SHORT TASK ▸ Only the number is wanted: count the lines that include the word "μελών".

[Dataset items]
● ● ●

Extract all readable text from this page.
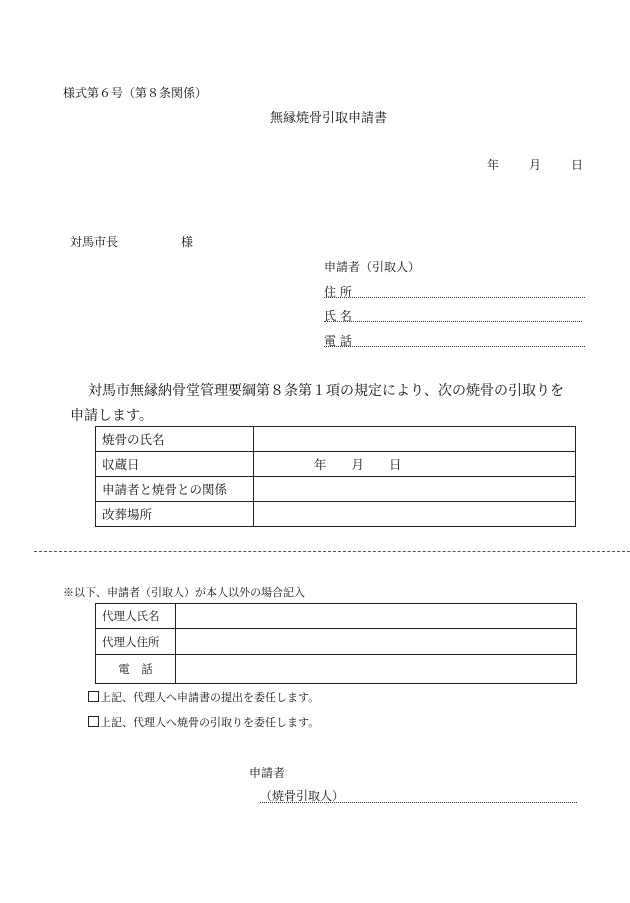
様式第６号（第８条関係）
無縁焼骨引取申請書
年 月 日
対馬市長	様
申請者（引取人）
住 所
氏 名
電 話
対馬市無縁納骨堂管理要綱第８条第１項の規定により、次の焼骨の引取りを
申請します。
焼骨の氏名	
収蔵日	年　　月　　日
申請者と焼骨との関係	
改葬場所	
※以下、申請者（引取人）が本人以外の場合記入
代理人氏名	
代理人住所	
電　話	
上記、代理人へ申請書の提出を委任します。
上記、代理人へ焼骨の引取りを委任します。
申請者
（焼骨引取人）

● ● ●

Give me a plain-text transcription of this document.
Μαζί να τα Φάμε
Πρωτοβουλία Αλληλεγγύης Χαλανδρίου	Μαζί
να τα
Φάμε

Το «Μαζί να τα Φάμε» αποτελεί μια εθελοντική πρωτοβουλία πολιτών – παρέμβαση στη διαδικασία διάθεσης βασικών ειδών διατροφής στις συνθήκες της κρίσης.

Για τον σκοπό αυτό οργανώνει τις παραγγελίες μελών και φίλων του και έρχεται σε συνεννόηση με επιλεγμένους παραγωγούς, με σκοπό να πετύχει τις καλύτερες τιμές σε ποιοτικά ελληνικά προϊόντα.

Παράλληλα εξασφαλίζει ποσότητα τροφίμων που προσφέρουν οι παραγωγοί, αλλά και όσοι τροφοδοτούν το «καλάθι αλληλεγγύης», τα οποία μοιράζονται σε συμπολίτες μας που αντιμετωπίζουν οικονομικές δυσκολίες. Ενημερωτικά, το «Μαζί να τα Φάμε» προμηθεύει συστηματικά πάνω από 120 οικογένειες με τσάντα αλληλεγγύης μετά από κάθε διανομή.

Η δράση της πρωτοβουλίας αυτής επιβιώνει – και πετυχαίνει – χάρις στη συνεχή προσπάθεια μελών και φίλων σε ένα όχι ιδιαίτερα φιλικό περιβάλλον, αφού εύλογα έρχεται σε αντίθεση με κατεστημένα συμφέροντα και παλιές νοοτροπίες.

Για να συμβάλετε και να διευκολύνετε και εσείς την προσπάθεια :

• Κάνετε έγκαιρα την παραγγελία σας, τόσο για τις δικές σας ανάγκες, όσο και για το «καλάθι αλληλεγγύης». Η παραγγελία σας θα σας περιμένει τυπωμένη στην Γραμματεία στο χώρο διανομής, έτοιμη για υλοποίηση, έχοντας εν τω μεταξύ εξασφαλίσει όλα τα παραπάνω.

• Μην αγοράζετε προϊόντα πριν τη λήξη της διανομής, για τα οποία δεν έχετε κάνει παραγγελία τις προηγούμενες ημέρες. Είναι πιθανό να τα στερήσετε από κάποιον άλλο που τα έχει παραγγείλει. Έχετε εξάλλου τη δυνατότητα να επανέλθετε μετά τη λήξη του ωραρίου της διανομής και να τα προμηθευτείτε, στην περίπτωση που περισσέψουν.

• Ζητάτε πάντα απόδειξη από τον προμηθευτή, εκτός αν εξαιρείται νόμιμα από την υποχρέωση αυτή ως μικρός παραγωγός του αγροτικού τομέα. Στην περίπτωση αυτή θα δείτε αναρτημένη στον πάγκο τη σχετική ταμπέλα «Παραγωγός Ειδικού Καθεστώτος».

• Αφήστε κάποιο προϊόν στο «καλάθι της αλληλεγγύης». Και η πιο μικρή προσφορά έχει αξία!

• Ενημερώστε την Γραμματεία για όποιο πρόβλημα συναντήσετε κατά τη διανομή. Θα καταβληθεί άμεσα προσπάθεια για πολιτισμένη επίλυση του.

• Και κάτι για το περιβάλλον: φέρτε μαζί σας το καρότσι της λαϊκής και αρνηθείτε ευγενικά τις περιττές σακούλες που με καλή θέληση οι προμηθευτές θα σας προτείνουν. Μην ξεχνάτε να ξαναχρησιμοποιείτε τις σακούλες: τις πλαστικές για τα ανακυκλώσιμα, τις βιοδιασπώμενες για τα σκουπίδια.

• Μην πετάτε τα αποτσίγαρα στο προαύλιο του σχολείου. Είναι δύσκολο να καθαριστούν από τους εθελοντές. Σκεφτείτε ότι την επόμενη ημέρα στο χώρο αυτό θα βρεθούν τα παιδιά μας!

● ● ●

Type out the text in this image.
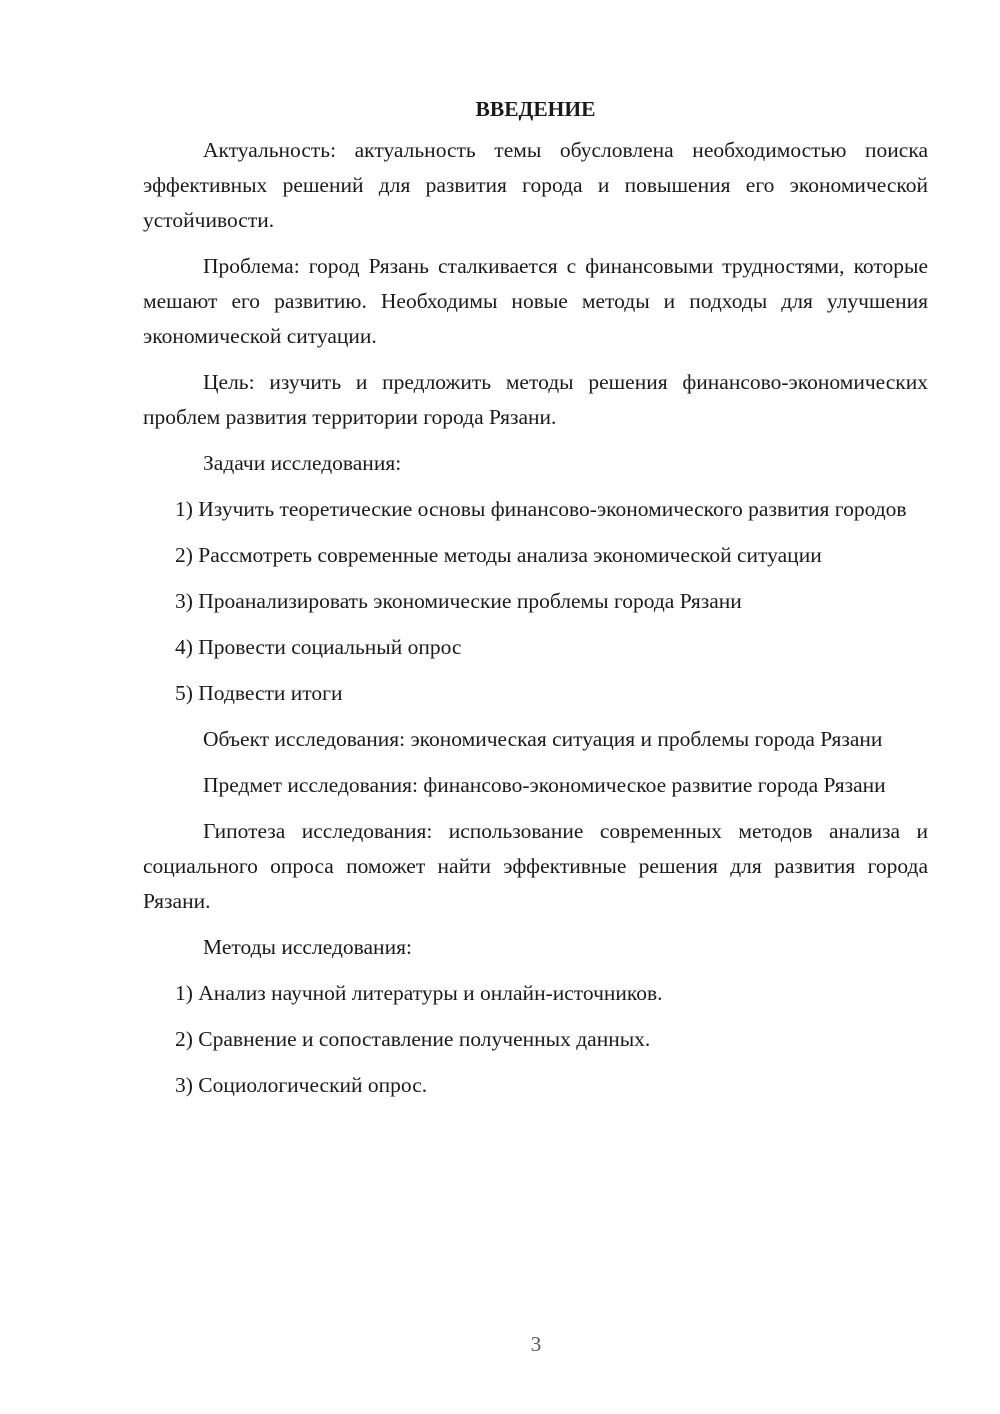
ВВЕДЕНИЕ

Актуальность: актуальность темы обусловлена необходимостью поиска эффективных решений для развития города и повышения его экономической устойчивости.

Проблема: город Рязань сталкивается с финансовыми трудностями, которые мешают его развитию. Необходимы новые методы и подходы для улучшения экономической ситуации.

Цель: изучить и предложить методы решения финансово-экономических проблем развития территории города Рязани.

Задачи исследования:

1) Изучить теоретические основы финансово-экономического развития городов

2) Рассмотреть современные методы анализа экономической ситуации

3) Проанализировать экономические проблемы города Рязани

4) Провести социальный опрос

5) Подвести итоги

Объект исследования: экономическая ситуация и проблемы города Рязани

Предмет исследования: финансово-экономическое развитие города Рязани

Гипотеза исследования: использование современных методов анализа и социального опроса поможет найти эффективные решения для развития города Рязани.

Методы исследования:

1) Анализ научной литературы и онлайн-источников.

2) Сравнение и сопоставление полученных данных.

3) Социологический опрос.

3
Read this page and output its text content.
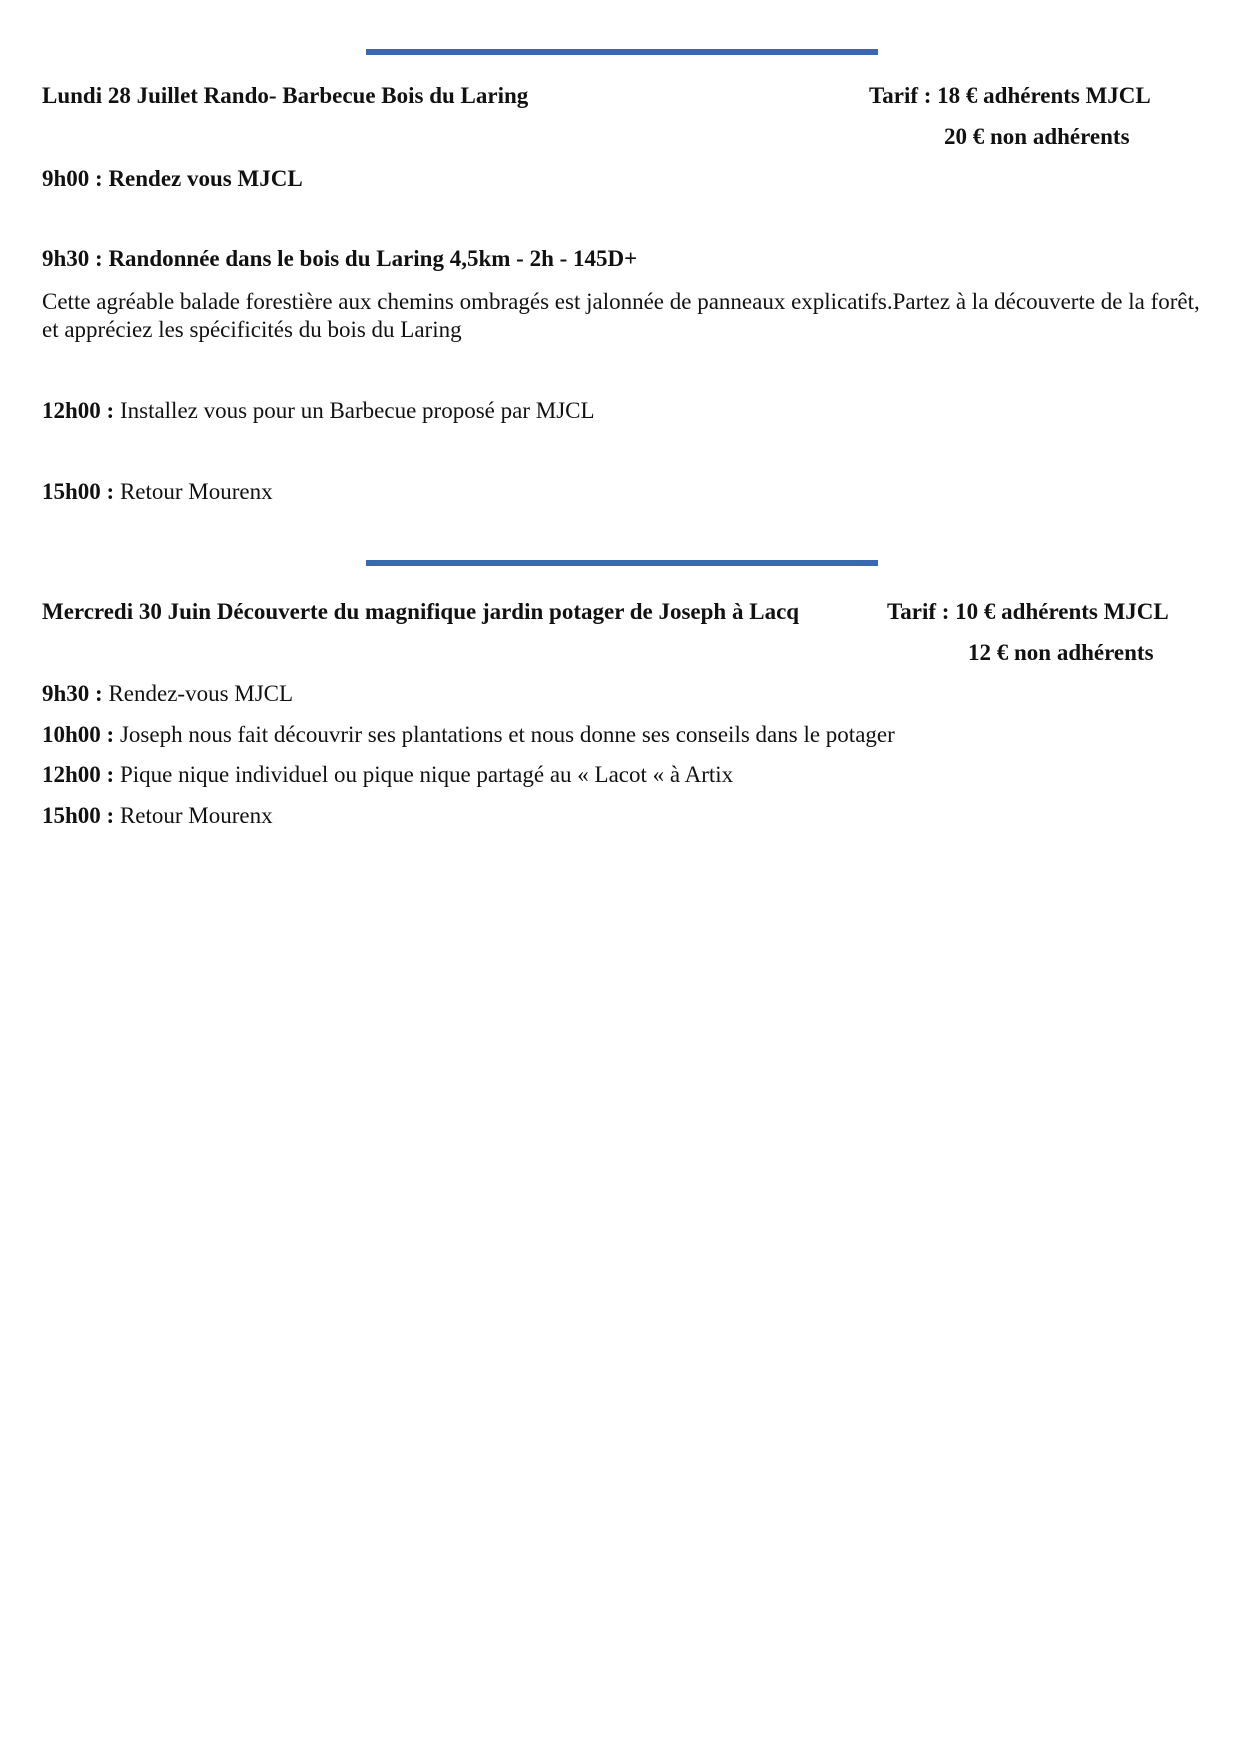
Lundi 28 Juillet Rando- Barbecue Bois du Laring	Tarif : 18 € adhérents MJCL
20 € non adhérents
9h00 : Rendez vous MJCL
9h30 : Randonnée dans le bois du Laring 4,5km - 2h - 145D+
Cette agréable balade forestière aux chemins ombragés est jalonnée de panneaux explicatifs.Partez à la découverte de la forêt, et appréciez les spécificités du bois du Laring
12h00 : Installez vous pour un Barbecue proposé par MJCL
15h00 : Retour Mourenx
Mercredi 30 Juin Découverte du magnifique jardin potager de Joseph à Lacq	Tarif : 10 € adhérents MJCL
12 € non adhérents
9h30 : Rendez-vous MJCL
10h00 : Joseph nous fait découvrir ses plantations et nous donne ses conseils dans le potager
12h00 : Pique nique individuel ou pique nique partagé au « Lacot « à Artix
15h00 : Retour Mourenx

● ● ●

RESULT OF THIS EXERCISE ▸ 2